**What you should do**
Search the records that follow and extract every line containing the string "entstehen".
Begin Excerpted records
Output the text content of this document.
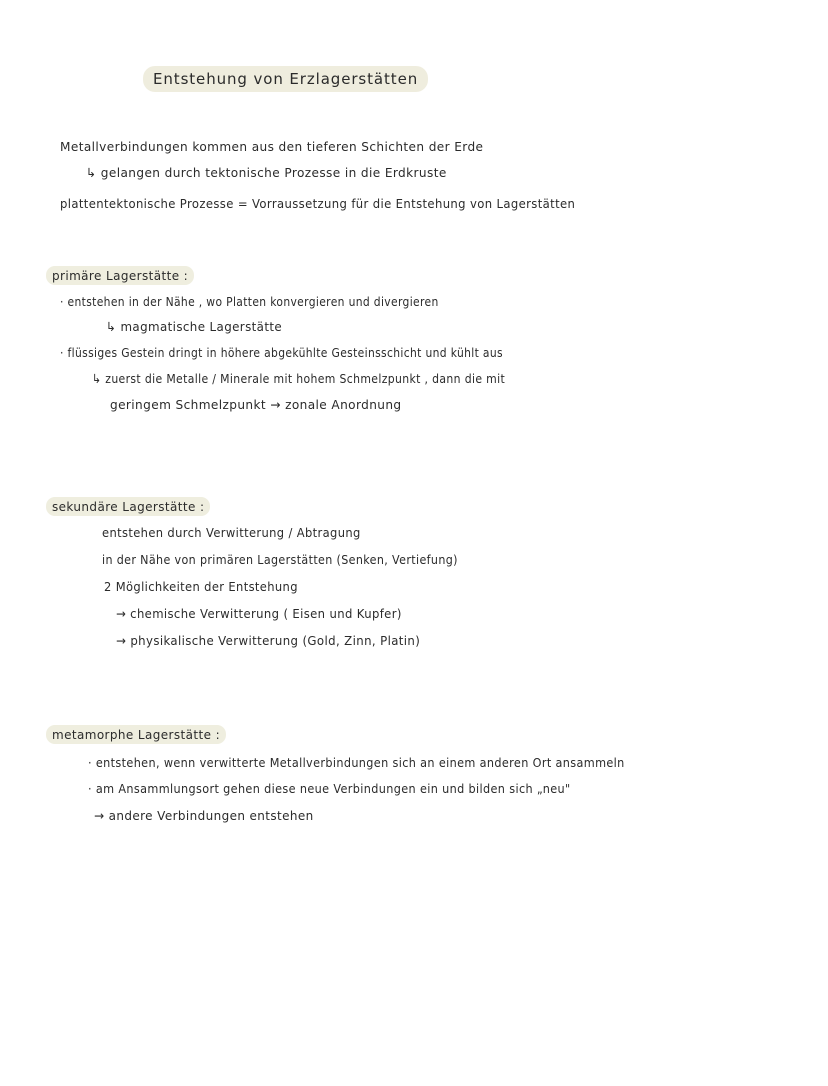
Entstehung von Erzlagerstätten
Metallverbindungen kommen aus den tieferen Schichten der Erde
↳ gelangen durch tektonische Prozesse in die Erdkruste
plattentektonische Prozesse = Vorraussetzung für die Entstehung von Lagerstätten
primäre Lagerstätte :
· entstehen in der Nähe , wo Platten konvergieren und divergieren
↳ magmatische Lagerstätte
· flüssiges Gestein dringt in höhere abgekühlte Gesteinsschicht und kühlt aus
↳ zuerst die Metalle / Minerale mit hohem Schmelzpunkt , dann die mit
geringem Schmelzpunkt → zonale Anordnung
sekundäre Lagerstätte :
entstehen durch Verwitterung / Abtragung
in der Nähe von primären Lagerstätten (Senken, Vertiefung)
2 Möglichkeiten der Entstehung
→ chemische Verwitterung ( Eisen und Kupfer)
→ physikalische Verwitterung (Gold, Zinn, Platin)
metamorphe Lagerstätte :
· entstehen, wenn verwitterte Metallverbindungen sich an einem anderen Ort ansammeln
· am Ansammlungsort gehen diese neue Verbindungen ein und bilden sich „neu"
→ andere Verbindungen entstehen
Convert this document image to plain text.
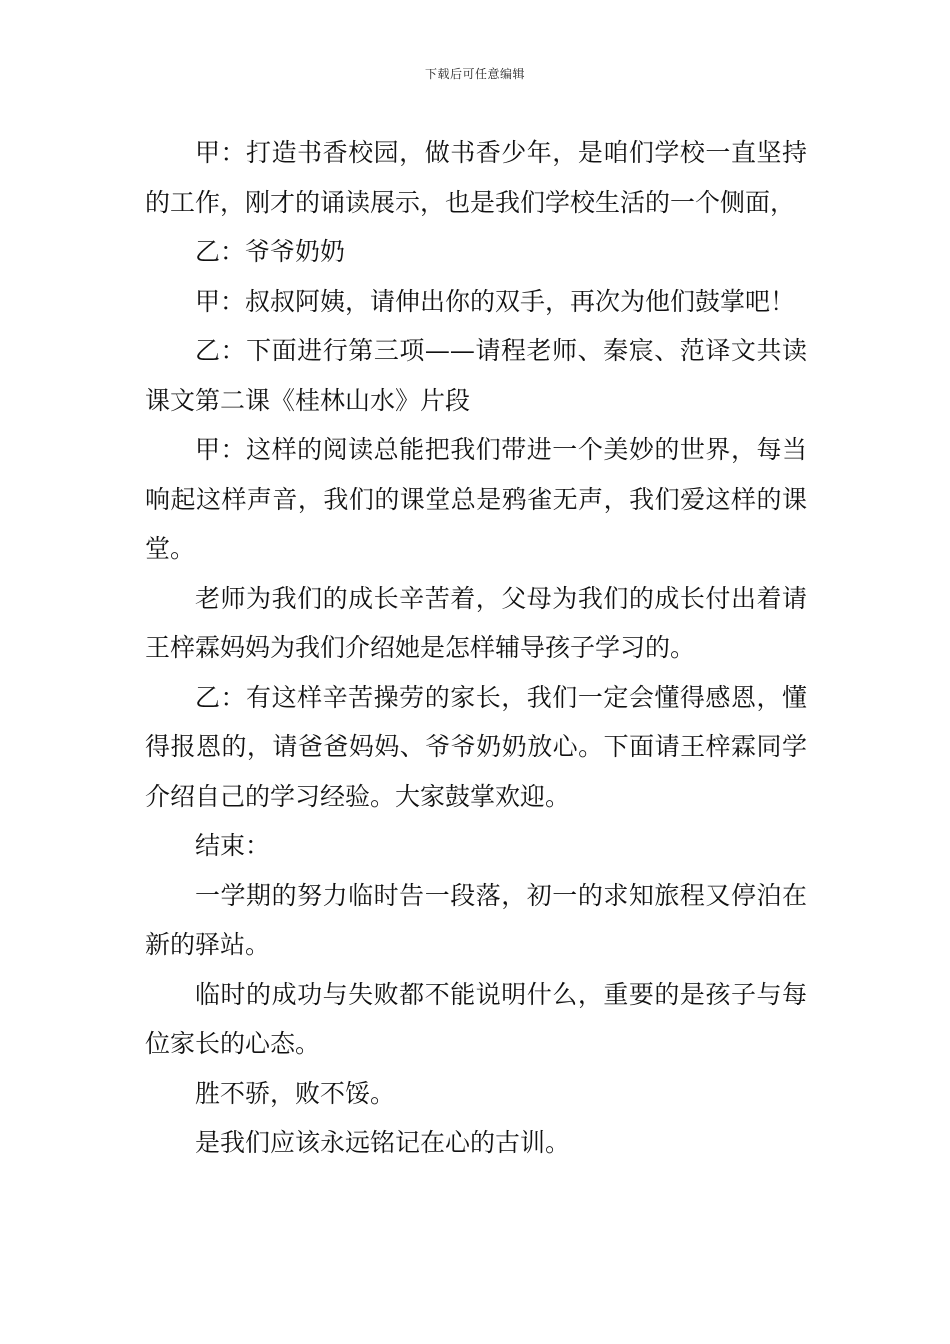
下载后可任意编辑

甲：打造书香校园，做书香少年，是咱们学校一直坚持的工作，刚才的诵读展示，也是我们学校生活的一个侧面，

乙：爷爷奶奶

甲：叔叔阿姨，请伸出你的双手，再次为他们鼓掌吧！

乙：下面进行第三项——请程老师、秦宸、范译文共读课文第二课《桂林山水》片段

甲：这样的阅读总能把我们带进一个美妙的世界，每当响起这样声音，我们的课堂总是鸦雀无声，我们爱这样的课堂。

老师为我们的成长辛苦着，父母为我们的成长付出着请王梓霖妈妈为我们介绍她是怎样辅导孩子学习的。

乙：有这样辛苦操劳的家长，我们一定会懂得感恩，懂得报恩的，请爸爸妈妈、爷爷奶奶放心。下面请王梓霖同学介绍自己的学习经验。大家鼓掌欢迎。

结束：

一学期的努力临时告一段落，初一的求知旅程又停泊在新的驿站。

临时的成功与失败都不能说明什么，重要的是孩子与每位家长的心态。

胜不骄，败不馁。

是我们应该永远铭记在心的古训。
End Excerpted records
**Answer below**
· entstehen in der Nähe , wo Platten konvergieren und divergieren
entstehen durch Verwitterung / Abtragung
· entstehen, wenn verwitterte Metallverbindungen sich an einem anderen Ort ansammeln
→ andere Verbindungen entstehen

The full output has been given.